AIM: Set down, unchanged, every line of the data from the one containing "227, 552, 235)" down to the one containing "368, 560, 396)", including both of those lines.

MATERIAL:
◇ ◇ ◇

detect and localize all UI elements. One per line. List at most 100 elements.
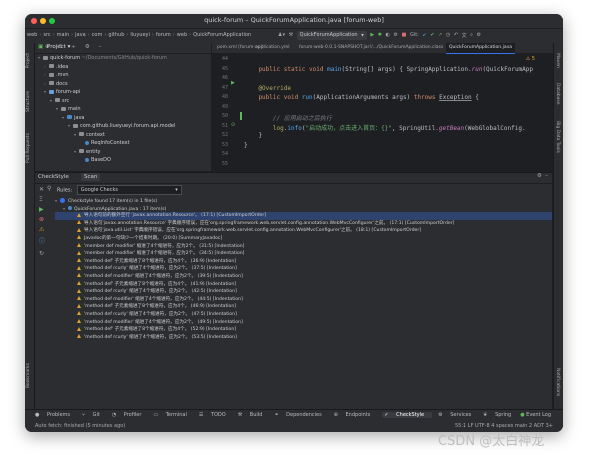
result-item[interactable]: 导入语句'java.util.List' 字典顺序错误，应在'org.sprin… (55, 227, 552, 235)
breadcrumb-item[interactable]: com (92, 32, 103, 38)
warning-filter-icon[interactable]: ⚠ (39, 226, 44, 233)
settings-icon[interactable]: ⚙ (477, 32, 481, 38)
notifications-tool-label[interactable]: Notifications (555, 368, 560, 396)
rollback-icon[interactable]: ↶ (454, 32, 458, 38)
info-filter-icon[interactable]: ⓘ (39, 236, 45, 245)
collapse-icon[interactable]: Ξ (39, 196, 43, 203)
collapse-all-icon[interactable]: Ξ (59, 44, 65, 50)
tree-item[interactable]: ▾ quick-forum ~/Documents/GitHub/quick-fo… (35, 54, 211, 63)
result-item[interactable]: 'method def' 子元素缩进了8个缩进符，应为4个。 (46:9) [I… (55, 303, 552, 311)
run-gutter-icon[interactable]: ▶ (231, 80, 235, 86)
result-item[interactable]: 'method def' 子元素缩进了8个缩进符，应为4个。 (52:9) [I… (55, 326, 552, 334)
breadcrumb-item[interactable]: web (27, 32, 37, 38)
breadcrumb-item[interactable]: github (108, 32, 124, 38)
tool-checkstyle-button[interactable]: ✓ CheckStyle (382, 412, 433, 418)
event-log-button[interactable]: ● Event Log (520, 412, 551, 418)
stop-check-icon[interactable]: ⊗ (39, 216, 44, 223)
tree-item[interactable]: › .mvn (35, 71, 211, 80)
search-icon[interactable]: ⌕ (470, 32, 473, 38)
tree-item[interactable]: ▾ src (35, 97, 211, 106)
run-check-icon[interactable]: ▶ (39, 206, 44, 213)
gear-icon[interactable]: ⚙ (85, 44, 93, 50)
git-commit-icon[interactable]: ✔ (430, 32, 434, 38)
tool-build-button[interactable]: ⚒ Build (238, 412, 269, 418)
project-tool-label[interactable]: Project (26, 53, 31, 68)
git-push-icon[interactable]: ↗ (438, 32, 442, 38)
breadcrumb-item[interactable]: forum (156, 32, 171, 38)
tree-item[interactable]: › .idea (35, 63, 211, 72)
results-file-row[interactable]: ▾ QuickForumApplication.java : 17 item(s) (55, 205, 552, 213)
result-item[interactable]: 'method def modifier' 缩进了4个缩进符，应为2个。 (39… (55, 273, 552, 281)
scan-tab[interactable]: Scan (81, 173, 101, 181)
result-item[interactable]: 导入语句'javax.annotation.Resource' 字典顺序错误，应… (55, 220, 552, 228)
editor-tab[interactable]: application.yml (252, 43, 293, 53)
result-item[interactable]: 'method def rcurly' 缩进了4个缩进符，应为2个。 (37:5… (55, 265, 552, 273)
editor-tab[interactable]: QuickForumApplication.java (446, 43, 515, 54)
tool-endpoints-button[interactable]: ⊛ Endpoints (334, 412, 377, 418)
database-tool-label[interactable]: Database (555, 83, 560, 104)
minimize-icon[interactable]: – (545, 173, 548, 179)
gear-icon[interactable]: ⚙ (537, 173, 542, 179)
tree-item[interactable]: BaseDO (35, 156, 211, 165)
hammer-icon[interactable]: ⚒ (289, 32, 293, 38)
result-item[interactable]: 导入语句前的额外空行 'javax.annotation.Resource'。 … (55, 212, 552, 220)
run-icon[interactable]: ▶ (370, 32, 374, 38)
result-item[interactable]: Javadoc的第一句缺少一个结束时期。 (20:0) [SummaryJava… (55, 235, 552, 243)
inspection-warnings-badge[interactable]: ⚠ 5 (526, 56, 535, 62)
profile-icon[interactable]: ⚙ (394, 32, 398, 38)
close-icon[interactable]: ✕ (39, 186, 44, 193)
result-item[interactable]: 'member def modifier' 缩进了4个缩进符，应为2个。 (31… (55, 243, 552, 251)
result-item[interactable]: 'method def rcurly' 缩进了4个缩进符，应为2个。 (53:5… (55, 334, 552, 342)
tool-problems-button[interactable]: ● Problems (35, 412, 76, 418)
tree-item[interactable]: › docs (35, 80, 211, 89)
tool-spring-button[interactable]: ❦ Spring (483, 412, 517, 418)
tree-item[interactable]: ▾ forum-api (35, 88, 211, 97)
breadcrumb-item[interactable]: java (75, 32, 85, 38)
override-gutter-icon[interactable]: ⊙ (231, 122, 235, 128)
stop-icon[interactable]: ■ (402, 32, 407, 38)
tree-item[interactable]: ▾ com.github.liueyueyi.forum.api.model (35, 122, 211, 131)
maven-tool-label[interactable]: Maven (555, 53, 560, 68)
history-icon[interactable]: ◷ (446, 32, 450, 38)
locate-icon[interactable]: ⊕ (45, 44, 53, 50)
coverage-icon[interactable]: ◐ (386, 32, 390, 38)
breadcrumb-item[interactable]: web (177, 32, 187, 38)
tool-todo-button[interactable]: ☰ TODO (199, 412, 232, 418)
tool-services-button[interactable]: ⚙ Services (438, 412, 477, 418)
tree-item[interactable]: ▾ java (35, 114, 211, 123)
result-item[interactable]: 'method def' 子元素缩进了8个缩进符，应为4个。 (36:9) [I… (55, 258, 552, 266)
breadcrumb-item[interactable]: QuickForumApplication (193, 32, 251, 38)
tool-profiler-button[interactable]: ◔ Profiler (112, 412, 148, 418)
expand-icon[interactable]: ÷ (71, 44, 79, 50)
result-item[interactable]: 'method def modifier' 缩进了4个缩进符，应为2个。 (44… (55, 296, 552, 304)
status-info[interactable]: 55:1 LF UTF-8 4 spaces main 2 ADT 3+ (455, 423, 553, 429)
result-item[interactable]: 'method def modifier' 缩进了4个缩进符，应为2个。 (49… (55, 319, 552, 327)
tree-item[interactable]: ▾ entity (35, 148, 211, 157)
rules-select[interactable]: Google Checks ▾ (76, 185, 182, 195)
user-icon[interactable]: ♟▾ (278, 32, 285, 38)
tree-item[interactable]: ReqInfoContext (35, 139, 211, 148)
pull-requests-tool-label[interactable]: Pull Requests (26, 133, 31, 163)
tree-item[interactable]: ▾ context (35, 131, 211, 140)
tool-dependencies-button[interactable]: ⚭ Dependencies (274, 412, 327, 418)
result-item[interactable]: 'method def rcurly' 缩进了4个缩进符，应为2个。 (47:5… (55, 311, 552, 319)
breadcrumb-item[interactable]: main (57, 32, 70, 38)
git-update-icon[interactable]: ↙ (422, 32, 426, 38)
code-area[interactable]: public static void main(String[] args) {… (244, 54, 552, 171)
editor-tab[interactable]: forum-web-0.0.1-SNAPSHOT.jar!/.../QuickF… (296, 43, 446, 53)
results-summary[interactable]: ▾ Checkstyle found 17 item(s) in 1 file(s… (55, 197, 552, 205)
bookmarks-tool-label[interactable]: Bookmarks (26, 363, 31, 388)
breadcrumb-item[interactable]: src (43, 32, 50, 38)
refresh-icon[interactable]: ↻ (39, 250, 44, 257)
breadcrumb-item[interactable]: liuyueyi (130, 32, 150, 38)
big-data-tools-label[interactable]: Big Data Tools (555, 121, 560, 153)
run-config-select[interactable]: QuickForumApplication ▾ (296, 31, 367, 40)
translate-icon[interactable]: 文 (462, 32, 467, 39)
hide-icon[interactable]: – (99, 44, 105, 50)
result-item[interactable]: 'method def' 子元素缩进了8个缩进符，应为4个。 (41:9) [I… (55, 281, 552, 289)
tool-terminal-button[interactable]: ▭ Terminal (153, 412, 192, 418)
result-item[interactable]: 'method def rcurly' 缩进了4个缩进符，应为2个。 (42:5… (55, 288, 552, 296)
filter-icon[interactable]: ⚲ (47, 185, 51, 192)
structure-tool-label[interactable]: Structure (26, 91, 31, 112)
result-item[interactable]: 'member def modifier' 缩进了4个缩进符，应为2个。 (34… (55, 250, 552, 258)
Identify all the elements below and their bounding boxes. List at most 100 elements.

◇ ◇ ◇

OUTPUT BELOW:
result-item[interactable]: 导入语句'java.util.List' 字典顺序错误，应在'org.sprin… (55, 227, 552, 235)
breadcrumb-item[interactable]: com (92, 32, 103, 38)
warning-filter-icon[interactable]: ⚠ (39, 226, 44, 233)
settings-icon[interactable]: ⚙ (477, 32, 481, 38)
notifications-tool-label[interactable]: Notifications (555, 368, 560, 396)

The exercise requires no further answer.